Au fil du Danube
Portrait
Rencontre avec Martin Graff
Si Claudio Magris est le «poète du Danube», Martin Graff en est le «baroudeur philosophe». Ses films et son livre Le réveil du Danube (aux éditions La Nuée Bleue) sont une invitation à découvrir «le fleuve européen par excellence» et les peuples qui vivent de part lui. Invité à l’occasion du festival littéraire Budapest transfer, Martin Graff a évoqué avec générosité son parcours personnel hors du commun et ses réflexions sur la notion de frontière. Notons que Martin Graff a été plusieurs fois lauréat du prix franco allemand du journalisme.
JFB: Comment a commencé votre aventure avec le Danube?
Martin Graff: Je m’intéresse aux problèmes des frontières et des langues depuis une quarantaine d’années. Je focalise mon attention aussi bien sur la France et l’Allemagne que sur l’Espagne ou la Russie, donc la grande Europe.
En 1988, la première chaîne allemande décide de produire une série télévisée de 8h sur le Danube, Danube sans visa, en coproduction avec les télévisions des pays riverains du fleuve. Le metteur en scène tchécoslovaque Martin Holy fut pressentit pour la réalisation. On cherchait désespérément un scénariste. Chaque pays voulait imposer son écrivain, sans arriver à se mettre d’accord sur un auteur. Les Allemands m’ont proposé comme «Alsacien spécialiste de la frontière et de l’Europe» et j’ai proposé une histoire d’amour. Paul, un professeur de musique allemand, tombe amoureux d’une chanteuse lipovène de Vilkovo, la Venise du Danube, sur les rives de la Mer Noire. (les Lipovènes, de confession orthodoxe, sont les descendants de Russes émigrés au XVIIe siècle, ils vivent dans le Delta). Mon projet fut accepté par les responsables des différentes télévisions. Le scénario était prêt lorsque les régimes communistes s’écroulèrent. Le président de la télévision tchécoslovaque était en prison. D’autres responsables avaient disparu. Les Allemands se sont dit qu’ils allaient être obligés de financer le projet tout seuls. Ils ont donc tout annulé, mais j’ai heureusement été payé pour mon travail!
En 1997 j’ai fait une deuxième tentative pour le compte de la ZDF (deuxième chaîne de télévision allemande), mais sous une forme documentaire. Le réveil du Danube; en route pour l’Europe. J’ai remonté le fleuve de l’embouchure à la source en Forêt-Noire, alors que le premier projet prévoyait de descendre le fleuve.
JFB: Quelle a été votre méthode de travail lors de votre voyage le long du Danube?

Exercice écrit 1:
Relevez tous les noms de pays qui figurent dans l'extrait.
Ces lignes n'ont aucun rapport avec l'extrait.

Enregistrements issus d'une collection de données
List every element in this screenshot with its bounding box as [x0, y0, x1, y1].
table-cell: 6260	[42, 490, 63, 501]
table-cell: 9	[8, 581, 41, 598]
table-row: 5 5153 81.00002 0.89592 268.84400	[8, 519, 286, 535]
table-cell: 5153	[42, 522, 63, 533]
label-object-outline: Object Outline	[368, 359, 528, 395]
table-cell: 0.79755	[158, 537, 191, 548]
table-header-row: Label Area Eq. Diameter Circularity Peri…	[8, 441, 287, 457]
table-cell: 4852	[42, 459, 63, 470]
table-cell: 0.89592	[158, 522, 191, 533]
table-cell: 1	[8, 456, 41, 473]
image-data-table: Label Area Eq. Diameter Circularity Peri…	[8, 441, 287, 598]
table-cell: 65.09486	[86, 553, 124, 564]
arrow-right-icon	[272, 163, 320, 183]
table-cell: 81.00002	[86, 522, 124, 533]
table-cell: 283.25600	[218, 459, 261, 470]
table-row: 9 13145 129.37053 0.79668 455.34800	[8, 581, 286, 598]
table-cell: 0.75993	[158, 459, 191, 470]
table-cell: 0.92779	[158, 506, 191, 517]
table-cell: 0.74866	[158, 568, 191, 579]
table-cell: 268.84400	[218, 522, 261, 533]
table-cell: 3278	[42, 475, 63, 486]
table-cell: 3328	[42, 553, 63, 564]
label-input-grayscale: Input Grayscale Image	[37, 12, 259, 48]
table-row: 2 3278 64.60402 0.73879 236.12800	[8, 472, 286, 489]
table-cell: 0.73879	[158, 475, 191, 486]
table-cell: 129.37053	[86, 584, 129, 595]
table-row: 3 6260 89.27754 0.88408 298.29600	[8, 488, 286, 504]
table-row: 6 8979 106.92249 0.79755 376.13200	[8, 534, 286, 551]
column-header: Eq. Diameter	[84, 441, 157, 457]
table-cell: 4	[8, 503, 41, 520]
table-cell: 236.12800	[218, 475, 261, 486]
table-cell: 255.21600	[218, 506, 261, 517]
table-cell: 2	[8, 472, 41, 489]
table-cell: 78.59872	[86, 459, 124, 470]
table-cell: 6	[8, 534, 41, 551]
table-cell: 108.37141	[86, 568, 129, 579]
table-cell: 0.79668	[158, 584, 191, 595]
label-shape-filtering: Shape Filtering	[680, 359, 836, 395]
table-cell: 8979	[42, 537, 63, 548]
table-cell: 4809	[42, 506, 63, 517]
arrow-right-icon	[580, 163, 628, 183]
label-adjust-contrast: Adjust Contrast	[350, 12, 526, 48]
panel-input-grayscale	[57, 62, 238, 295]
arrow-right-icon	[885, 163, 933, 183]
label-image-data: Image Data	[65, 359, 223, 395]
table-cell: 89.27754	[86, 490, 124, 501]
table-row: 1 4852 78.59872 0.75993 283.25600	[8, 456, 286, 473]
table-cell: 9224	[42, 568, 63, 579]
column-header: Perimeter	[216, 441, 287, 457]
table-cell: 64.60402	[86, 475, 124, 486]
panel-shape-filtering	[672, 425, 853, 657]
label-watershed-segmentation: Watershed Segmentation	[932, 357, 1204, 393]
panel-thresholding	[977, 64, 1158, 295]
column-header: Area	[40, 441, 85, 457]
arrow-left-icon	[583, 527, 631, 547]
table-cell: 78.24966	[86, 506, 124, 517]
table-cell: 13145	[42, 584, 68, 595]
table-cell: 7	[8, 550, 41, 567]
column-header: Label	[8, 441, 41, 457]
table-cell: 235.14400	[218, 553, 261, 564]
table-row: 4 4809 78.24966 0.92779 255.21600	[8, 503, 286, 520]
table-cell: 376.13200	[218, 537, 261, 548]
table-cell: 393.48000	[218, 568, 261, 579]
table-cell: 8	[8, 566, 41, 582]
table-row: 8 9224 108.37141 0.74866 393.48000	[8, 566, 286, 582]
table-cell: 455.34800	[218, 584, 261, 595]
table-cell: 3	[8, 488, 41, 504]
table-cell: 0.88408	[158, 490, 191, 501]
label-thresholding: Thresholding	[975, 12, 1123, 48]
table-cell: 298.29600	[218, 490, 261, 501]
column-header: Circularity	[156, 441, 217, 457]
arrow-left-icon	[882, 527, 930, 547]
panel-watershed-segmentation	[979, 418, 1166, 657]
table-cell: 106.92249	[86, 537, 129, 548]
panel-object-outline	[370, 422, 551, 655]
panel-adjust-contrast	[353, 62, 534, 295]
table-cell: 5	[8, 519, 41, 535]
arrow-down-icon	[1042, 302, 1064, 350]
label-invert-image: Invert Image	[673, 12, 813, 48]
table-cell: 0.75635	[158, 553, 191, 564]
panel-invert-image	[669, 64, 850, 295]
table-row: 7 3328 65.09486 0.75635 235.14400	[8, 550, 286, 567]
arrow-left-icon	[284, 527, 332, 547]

Exercice écrit 2:
Reproduisez à l'identique les lignes de données : commencez par la toute première et arrêtez-vous après celle qui contient « 522, 191, 533] ».

Corrigé détaillé 1:
France, Allemagne, Espagne, Russie

Corrigé détaillé 2:
List every element in this screenshot with its bounding box as [x0, y0, x1, y1].
table-cell: 6260	[42, 490, 63, 501]
table-cell: 9	[8, 581, 41, 598]
table-row: 5 5153 81.00002 0.89592 268.84400	[8, 519, 286, 535]
table-cell: 5153	[42, 522, 63, 533]
label-object-outline: Object Outline	[368, 359, 528, 395]
table-cell: 0.79755	[158, 537, 191, 548]
table-header-row: Label Area Eq. Diameter Circularity Peri…	[8, 441, 287, 457]
table-cell: 4852	[42, 459, 63, 470]
table-cell: 0.89592	[158, 522, 191, 533]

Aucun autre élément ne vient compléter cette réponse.